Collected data
--- BEGIN ---

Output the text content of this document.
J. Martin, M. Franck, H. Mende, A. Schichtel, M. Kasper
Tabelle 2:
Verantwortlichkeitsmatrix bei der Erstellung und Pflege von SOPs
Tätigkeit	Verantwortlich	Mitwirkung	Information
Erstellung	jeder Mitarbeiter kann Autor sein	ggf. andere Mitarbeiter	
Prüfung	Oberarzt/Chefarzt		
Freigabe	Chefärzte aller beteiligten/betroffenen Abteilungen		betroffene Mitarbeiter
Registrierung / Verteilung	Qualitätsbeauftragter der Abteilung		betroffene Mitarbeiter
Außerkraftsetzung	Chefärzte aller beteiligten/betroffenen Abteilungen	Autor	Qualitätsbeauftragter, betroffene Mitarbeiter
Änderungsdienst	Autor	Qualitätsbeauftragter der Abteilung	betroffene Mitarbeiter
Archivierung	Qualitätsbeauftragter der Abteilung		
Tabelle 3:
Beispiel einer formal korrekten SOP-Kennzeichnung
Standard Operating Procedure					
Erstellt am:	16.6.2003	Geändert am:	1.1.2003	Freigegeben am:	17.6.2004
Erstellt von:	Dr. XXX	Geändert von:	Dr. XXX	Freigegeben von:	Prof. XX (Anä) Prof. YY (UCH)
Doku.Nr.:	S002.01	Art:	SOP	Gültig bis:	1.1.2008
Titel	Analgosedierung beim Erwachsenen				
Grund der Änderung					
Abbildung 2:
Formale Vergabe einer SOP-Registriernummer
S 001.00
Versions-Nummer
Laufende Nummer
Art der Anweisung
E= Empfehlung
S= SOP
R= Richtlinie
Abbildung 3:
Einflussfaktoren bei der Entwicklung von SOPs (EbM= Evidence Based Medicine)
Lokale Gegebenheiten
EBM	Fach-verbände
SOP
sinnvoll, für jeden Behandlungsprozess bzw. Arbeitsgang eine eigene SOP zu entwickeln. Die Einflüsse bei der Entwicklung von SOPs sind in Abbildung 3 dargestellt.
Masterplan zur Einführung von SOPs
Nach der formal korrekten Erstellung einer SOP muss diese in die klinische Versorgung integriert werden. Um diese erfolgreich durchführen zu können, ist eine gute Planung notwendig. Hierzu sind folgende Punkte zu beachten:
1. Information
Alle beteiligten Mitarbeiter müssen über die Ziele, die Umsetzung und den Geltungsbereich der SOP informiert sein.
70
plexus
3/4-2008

--- END ---

→ EXERCISE GOAL: Count every line bearing the word "betroffenen"; report the total only.

→ COMPLETE OUTPUT: 2